:: TASK INSTRUCTIONS ::
Pull out every line containing the string "Alpes".

:: INFORMATION SHOWN ::
--- --- ---

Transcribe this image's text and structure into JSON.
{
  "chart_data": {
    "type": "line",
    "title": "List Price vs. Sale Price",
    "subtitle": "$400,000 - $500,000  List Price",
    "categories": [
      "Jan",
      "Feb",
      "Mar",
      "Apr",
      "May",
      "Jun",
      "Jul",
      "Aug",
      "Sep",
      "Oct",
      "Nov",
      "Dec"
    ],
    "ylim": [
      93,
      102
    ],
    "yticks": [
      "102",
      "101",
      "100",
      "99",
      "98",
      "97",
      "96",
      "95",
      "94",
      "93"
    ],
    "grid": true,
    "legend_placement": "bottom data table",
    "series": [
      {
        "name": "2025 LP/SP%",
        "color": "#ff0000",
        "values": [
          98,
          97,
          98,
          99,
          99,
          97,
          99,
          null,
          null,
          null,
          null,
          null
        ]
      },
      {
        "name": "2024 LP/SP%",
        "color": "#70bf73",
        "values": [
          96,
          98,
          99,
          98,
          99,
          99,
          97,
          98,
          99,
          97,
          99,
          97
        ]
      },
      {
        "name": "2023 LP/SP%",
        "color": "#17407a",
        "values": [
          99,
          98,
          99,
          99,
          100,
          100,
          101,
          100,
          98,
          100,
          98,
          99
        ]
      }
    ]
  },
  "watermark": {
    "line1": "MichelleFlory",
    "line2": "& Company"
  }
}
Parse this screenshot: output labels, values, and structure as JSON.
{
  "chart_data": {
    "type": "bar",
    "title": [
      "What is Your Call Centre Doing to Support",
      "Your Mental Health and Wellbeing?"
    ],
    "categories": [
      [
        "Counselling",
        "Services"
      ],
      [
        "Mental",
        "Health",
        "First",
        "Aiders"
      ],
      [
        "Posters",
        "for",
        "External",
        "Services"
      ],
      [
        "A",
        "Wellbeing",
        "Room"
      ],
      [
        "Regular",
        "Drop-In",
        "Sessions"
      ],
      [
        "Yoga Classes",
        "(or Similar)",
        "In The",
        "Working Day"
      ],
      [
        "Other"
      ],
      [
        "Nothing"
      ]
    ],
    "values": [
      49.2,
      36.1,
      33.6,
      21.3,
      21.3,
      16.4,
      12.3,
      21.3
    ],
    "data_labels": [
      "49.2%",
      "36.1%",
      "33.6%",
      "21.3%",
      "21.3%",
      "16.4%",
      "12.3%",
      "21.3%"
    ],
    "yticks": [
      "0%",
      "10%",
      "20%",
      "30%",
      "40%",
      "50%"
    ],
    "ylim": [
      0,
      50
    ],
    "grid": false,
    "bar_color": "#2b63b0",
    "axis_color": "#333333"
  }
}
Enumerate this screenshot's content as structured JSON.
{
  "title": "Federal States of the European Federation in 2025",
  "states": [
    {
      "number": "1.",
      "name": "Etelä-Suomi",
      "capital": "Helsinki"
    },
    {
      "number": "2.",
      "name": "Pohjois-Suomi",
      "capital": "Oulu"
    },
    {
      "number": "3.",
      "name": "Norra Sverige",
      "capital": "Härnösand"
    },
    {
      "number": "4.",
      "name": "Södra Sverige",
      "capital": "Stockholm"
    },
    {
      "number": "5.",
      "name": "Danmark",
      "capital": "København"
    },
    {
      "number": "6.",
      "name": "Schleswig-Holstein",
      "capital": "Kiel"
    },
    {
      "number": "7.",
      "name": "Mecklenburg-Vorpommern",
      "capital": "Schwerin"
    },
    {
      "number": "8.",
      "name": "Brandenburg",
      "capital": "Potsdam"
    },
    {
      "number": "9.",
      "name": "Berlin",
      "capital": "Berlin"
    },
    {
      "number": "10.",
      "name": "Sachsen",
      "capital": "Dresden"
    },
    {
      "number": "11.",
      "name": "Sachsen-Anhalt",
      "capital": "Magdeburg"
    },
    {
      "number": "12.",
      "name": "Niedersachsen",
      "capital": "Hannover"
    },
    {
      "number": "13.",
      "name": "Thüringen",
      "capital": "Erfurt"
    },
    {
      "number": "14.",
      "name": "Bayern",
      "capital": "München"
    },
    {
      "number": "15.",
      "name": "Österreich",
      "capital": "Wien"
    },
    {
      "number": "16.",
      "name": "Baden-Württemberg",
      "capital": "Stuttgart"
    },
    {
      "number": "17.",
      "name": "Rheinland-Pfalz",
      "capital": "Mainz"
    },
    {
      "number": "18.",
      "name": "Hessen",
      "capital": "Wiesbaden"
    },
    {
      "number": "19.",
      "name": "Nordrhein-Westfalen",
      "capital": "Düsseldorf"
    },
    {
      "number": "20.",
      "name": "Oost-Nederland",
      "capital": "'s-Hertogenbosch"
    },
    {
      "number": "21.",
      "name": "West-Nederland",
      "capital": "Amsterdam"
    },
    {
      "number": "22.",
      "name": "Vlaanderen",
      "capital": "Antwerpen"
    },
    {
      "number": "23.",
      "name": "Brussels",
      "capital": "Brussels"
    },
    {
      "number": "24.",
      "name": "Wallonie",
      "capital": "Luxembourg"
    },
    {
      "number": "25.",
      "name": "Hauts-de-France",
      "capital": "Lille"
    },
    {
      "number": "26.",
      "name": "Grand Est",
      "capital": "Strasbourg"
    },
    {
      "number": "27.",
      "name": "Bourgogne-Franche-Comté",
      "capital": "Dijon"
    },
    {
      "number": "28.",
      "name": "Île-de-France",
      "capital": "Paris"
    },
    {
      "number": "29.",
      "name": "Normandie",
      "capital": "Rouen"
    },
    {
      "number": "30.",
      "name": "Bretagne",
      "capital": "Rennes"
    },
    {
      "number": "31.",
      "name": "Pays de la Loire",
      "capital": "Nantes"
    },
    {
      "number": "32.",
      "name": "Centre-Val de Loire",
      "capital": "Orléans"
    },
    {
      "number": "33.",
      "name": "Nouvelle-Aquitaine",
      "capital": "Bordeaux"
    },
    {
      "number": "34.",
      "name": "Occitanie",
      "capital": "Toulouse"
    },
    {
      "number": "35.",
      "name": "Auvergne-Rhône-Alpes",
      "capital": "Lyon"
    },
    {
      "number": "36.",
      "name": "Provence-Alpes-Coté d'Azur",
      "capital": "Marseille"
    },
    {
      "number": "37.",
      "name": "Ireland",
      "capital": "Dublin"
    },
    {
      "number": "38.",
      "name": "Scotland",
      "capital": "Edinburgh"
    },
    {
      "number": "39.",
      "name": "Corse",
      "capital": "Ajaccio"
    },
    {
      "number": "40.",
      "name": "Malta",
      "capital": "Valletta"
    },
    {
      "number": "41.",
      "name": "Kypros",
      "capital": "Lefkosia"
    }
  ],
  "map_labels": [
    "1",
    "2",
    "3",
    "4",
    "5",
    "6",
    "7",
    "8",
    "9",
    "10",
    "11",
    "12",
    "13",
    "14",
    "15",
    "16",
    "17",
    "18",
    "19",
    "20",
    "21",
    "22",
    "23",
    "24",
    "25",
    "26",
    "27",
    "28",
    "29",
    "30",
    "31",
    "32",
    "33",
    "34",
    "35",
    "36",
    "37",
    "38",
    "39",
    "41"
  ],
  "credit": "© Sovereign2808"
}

--- --- ---

:: ANSWER IN FULL ::
      "name": "Auvergne-Rhône-Alpes",
      "name": "Provence-Alpes-Coté d'Azur",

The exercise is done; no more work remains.